◆ Stated goal ◆
Take the entries below and reproduce them word for word.

◆ Entries ◆
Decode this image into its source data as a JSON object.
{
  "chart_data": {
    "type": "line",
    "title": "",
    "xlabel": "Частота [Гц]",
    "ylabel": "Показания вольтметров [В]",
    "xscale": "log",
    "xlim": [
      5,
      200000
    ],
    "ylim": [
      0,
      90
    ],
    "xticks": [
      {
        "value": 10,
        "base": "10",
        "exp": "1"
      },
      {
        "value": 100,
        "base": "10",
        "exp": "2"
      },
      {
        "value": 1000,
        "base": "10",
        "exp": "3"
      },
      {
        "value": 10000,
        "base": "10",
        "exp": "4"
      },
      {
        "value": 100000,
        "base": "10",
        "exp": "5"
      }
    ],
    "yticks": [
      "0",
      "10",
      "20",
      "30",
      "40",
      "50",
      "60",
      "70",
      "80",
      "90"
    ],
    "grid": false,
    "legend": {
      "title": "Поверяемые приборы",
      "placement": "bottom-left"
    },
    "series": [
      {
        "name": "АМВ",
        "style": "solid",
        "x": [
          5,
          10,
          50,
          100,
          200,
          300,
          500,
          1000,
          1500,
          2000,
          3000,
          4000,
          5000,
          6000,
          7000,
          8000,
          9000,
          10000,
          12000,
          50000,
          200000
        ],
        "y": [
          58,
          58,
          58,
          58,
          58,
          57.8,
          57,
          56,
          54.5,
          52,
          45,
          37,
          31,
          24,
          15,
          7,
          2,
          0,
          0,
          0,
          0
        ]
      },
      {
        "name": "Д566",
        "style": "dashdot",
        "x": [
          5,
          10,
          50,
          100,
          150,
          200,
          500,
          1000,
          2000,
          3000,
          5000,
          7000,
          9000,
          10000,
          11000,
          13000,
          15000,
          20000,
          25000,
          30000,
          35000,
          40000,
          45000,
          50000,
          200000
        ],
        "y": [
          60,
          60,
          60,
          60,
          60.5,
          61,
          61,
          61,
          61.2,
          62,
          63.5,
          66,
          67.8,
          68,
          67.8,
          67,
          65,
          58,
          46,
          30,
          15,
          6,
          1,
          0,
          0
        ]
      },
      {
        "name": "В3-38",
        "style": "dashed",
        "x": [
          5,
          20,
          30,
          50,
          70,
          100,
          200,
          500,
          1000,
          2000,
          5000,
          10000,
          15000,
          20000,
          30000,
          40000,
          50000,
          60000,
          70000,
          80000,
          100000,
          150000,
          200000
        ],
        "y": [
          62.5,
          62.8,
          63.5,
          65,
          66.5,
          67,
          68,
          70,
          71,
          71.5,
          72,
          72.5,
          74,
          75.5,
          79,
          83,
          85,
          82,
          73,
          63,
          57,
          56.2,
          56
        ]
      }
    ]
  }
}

◆ Reply to the task ◆
Decode this image into its source data as a JSON object.
{
  "chart_data": {
    "type": "line",
    "title": "",
    "xlabel": "Частота [Гц]",
    "ylabel": "Показания вольтметров [В]",
    "xscale": "log",
    "xlim": [
      5,
      200000
    ],
    "ylim": [
      0,
      90
    ],
    "xticks": [
      {
        "value": 10,
        "base": "10",
        "exp": "1"
      },
      {
        "value": 100,
        "base": "10",
        "exp": "2"
      },
      {
        "value": 1000,
        "base": "10",
        "exp": "3"
      },
      {
        "value": 10000,
        "base": "10",
        "exp": "4"
      },
      {
        "value": 100000,
        "base": "10",
        "exp": "5"
      }
    ],
    "yticks": [
      "0",
      "10",
      "20",
      "30",
      "40",
      "50",
      "60",
      "70",
      "80",
      "90"
    ],
    "grid": false,
    "legend": {
      "title": "Поверяемые приборы",
      "placement": "bottom-left"
    },
    "series": [
      {
        "name": "АМВ",
        "style": "solid",
        "x": [
          5,
          10,
          50,
          100,
          200,
          300,
          500,
          1000,
          1500,
          2000,
          3000,
          4000,
          5000,
          6000,
          7000,
          8000,
          9000,
          10000,
          12000,
          50000,
          200000
        ],
        "y": [
          58,
          58,
          58,
          58,
          58,
          57.8,
          57,
          56,
          54.5,
          52,
          45,
          37,
          31,
          24,
          15,
          7,
          2,
          0,
          0,
          0,
          0
        ]
      },
      {
        "name": "Д566",
        "style": "dashdot",
        "x": [
          5,
          10,
          50,
          100,
          150,
          200,
          500,
          1000,
          2000,
          3000,
          5000,
          7000,
          9000,
          10000,
          11000,
          13000,
          15000,
          20000,
          25000,
          30000,
          35000,
          40000,
          45000,
          50000,
          200000
        ],
        "y": [
          60,
          60,
          60,
          60,
          60.5,
          61,
          61,
          61,
          61.2,
          62,
          63.5,
          66,
          67.8,
          68,
          67.8,
          67,
          65,
          58,
          46,
          30,
          15,
          6,
          1,
          0,
          0
        ]
      },
      {
        "name": "В3-38",
        "style": "dashed",
        "x": [
          5,
          20,
          30,
          50,
          70,
          100,
          200,
          500,
          1000,
          2000,
          5000,
          10000,
          15000,
          20000,
          30000,
          40000,
          50000,
          60000,
          70000,
          80000,
          100000,
          150000,
          200000
        ],
        "y": [
          62.5,
          62.8,
          63.5,
          65,
          66.5,
          67,
          68,
          70,
          71,
          71.5,
          72,
          72.5,
          74,
          75.5,
          79,
          83,
          85,
          82,
          73,
          63,
          57,
          56.2,
          56
        ]
      }
    ]
  }
}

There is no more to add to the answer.